__REQUEST__.
Each line that includes the string "Ответ" counts once; give the total and nothing else.

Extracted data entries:

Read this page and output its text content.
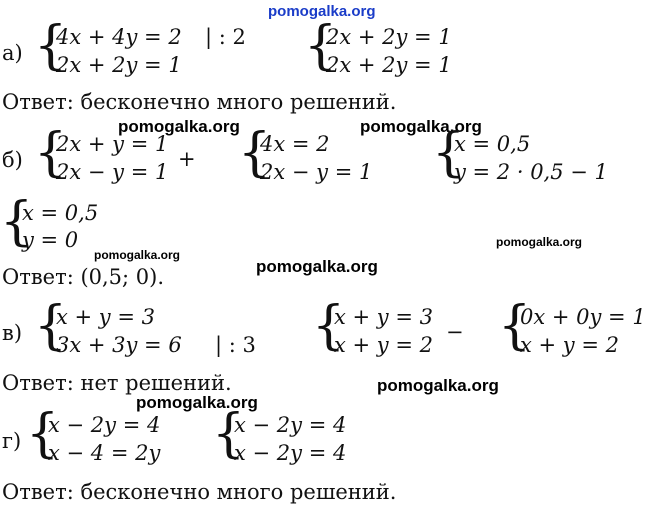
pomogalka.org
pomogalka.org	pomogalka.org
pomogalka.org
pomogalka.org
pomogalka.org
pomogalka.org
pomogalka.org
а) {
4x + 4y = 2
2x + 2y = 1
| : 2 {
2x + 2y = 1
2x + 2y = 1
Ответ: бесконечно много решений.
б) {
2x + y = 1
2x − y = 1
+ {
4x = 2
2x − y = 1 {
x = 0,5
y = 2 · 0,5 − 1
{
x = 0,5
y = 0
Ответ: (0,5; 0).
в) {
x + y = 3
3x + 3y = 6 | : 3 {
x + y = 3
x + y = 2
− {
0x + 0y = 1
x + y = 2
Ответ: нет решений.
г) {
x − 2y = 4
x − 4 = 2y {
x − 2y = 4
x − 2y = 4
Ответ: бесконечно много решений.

...

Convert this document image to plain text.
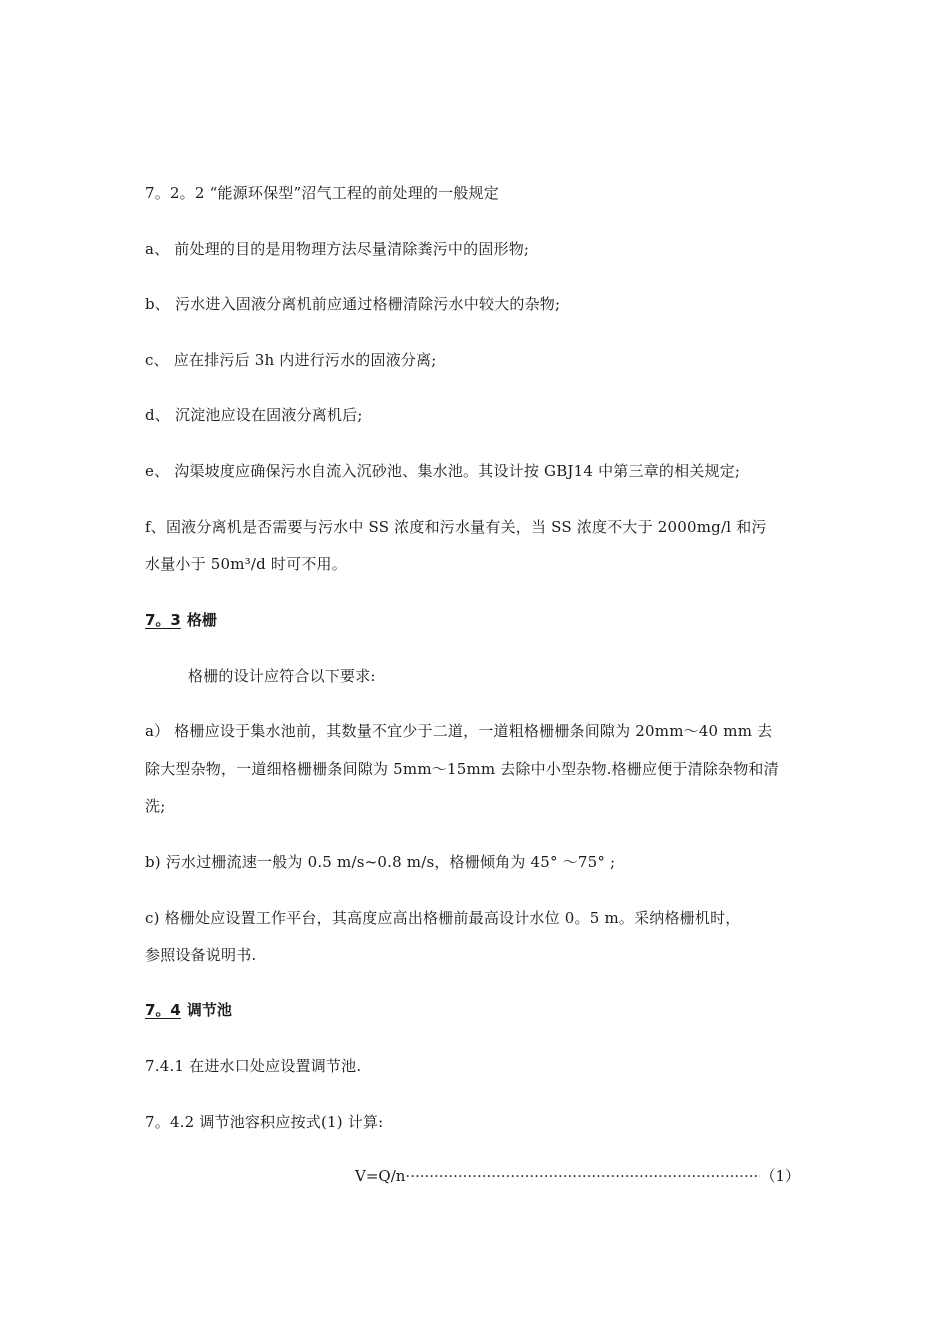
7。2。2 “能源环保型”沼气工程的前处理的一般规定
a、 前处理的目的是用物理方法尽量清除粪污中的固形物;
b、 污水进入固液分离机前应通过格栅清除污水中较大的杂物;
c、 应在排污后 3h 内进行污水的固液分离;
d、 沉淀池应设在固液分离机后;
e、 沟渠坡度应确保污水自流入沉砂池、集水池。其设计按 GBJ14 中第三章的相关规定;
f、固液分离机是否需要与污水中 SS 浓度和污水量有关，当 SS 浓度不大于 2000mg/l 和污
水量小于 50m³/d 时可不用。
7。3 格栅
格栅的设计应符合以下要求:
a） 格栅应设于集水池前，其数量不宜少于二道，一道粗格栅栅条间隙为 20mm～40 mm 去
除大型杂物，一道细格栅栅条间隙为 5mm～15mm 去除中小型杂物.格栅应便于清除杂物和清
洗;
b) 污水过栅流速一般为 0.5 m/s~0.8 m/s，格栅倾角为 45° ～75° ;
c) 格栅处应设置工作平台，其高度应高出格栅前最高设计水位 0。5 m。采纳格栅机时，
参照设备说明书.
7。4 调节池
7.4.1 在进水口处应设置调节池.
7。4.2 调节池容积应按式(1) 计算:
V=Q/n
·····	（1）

__SOLUTION__.
4